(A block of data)
++++++++++
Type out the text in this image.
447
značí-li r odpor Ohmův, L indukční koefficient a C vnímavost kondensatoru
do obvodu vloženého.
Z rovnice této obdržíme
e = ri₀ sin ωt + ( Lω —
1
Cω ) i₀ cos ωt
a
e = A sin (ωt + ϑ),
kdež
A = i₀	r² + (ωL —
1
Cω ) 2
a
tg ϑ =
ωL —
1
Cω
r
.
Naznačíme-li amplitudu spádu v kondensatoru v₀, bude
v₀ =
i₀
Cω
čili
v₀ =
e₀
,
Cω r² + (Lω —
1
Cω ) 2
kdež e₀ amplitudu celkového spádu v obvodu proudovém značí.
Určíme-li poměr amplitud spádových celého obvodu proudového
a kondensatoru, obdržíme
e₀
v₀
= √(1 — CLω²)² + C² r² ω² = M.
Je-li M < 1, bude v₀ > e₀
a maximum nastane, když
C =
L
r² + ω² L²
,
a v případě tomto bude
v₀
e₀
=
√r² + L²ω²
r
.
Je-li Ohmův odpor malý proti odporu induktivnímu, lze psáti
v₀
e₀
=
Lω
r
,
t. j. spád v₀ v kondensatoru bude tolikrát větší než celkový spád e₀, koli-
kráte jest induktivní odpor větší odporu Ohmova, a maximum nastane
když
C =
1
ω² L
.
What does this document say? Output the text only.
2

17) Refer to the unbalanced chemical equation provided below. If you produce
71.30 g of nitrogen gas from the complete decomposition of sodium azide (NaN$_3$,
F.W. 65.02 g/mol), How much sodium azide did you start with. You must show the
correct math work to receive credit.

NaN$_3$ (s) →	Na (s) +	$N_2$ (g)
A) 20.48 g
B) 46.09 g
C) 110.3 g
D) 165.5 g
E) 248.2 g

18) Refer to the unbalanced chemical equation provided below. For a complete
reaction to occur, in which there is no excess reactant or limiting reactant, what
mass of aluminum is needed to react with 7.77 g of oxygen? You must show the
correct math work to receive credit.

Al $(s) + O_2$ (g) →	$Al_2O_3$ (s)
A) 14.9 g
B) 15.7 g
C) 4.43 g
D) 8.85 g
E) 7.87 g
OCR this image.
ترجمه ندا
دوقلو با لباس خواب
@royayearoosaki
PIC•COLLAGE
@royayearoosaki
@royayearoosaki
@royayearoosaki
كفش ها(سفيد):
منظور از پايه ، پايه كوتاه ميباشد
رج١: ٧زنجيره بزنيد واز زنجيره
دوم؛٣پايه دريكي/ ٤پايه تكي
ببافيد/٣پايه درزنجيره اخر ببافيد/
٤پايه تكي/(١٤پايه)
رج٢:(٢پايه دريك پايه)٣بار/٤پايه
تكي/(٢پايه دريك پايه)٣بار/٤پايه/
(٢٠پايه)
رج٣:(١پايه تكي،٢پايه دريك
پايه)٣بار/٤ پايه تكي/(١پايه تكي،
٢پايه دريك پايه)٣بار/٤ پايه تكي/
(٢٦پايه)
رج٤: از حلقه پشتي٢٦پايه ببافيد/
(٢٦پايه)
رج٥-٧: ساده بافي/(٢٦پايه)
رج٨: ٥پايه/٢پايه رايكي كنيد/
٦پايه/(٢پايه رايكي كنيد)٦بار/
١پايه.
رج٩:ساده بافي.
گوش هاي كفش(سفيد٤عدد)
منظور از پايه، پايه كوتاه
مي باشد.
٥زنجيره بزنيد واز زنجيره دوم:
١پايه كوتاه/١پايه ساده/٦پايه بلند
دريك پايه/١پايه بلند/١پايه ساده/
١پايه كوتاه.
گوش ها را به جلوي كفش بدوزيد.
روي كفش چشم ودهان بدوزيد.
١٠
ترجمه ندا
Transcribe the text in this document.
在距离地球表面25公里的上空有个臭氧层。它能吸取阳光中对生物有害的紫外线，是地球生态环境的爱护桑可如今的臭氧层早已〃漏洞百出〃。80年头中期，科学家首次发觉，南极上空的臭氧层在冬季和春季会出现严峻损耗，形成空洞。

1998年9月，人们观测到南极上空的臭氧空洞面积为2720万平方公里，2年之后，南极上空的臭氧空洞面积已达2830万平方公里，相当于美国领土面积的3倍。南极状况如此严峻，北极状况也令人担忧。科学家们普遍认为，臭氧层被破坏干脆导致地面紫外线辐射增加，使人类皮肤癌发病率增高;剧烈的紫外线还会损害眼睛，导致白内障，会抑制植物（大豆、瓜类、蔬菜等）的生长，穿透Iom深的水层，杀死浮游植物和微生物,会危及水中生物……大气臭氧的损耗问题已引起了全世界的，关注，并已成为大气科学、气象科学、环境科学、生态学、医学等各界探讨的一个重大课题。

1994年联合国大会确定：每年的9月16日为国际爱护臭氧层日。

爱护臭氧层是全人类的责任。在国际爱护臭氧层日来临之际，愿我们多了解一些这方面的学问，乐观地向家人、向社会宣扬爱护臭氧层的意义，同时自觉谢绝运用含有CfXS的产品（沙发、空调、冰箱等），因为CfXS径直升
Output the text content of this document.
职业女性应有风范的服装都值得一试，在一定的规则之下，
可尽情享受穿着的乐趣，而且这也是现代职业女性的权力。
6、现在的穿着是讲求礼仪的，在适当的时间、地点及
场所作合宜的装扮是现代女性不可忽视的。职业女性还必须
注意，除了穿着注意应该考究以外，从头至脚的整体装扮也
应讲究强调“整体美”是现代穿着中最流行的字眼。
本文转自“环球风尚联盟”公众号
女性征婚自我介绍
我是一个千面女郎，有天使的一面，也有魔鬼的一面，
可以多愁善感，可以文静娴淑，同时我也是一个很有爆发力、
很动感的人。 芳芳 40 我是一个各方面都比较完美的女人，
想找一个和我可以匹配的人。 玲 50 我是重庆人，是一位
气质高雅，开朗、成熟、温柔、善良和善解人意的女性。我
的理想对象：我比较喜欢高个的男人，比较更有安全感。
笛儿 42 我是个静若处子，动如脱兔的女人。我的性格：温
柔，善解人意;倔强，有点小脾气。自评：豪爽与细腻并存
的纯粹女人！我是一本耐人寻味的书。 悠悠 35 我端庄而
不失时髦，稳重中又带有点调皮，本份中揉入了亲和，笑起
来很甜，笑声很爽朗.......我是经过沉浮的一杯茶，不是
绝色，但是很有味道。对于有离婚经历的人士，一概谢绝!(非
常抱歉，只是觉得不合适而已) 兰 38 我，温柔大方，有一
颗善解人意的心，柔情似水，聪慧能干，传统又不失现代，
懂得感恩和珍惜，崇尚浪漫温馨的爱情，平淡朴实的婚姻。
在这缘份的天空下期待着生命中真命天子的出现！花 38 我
++++++++++
### What the task requires
Copy down every line of the material above that includes the string "Ohmův".

### Task result
značí-li r odpor Ohmův, L indukční koefficient a C vnímavost kondensatoru
Je-li Ohmův odpor malý proti odporu induktivnímu, lze psáti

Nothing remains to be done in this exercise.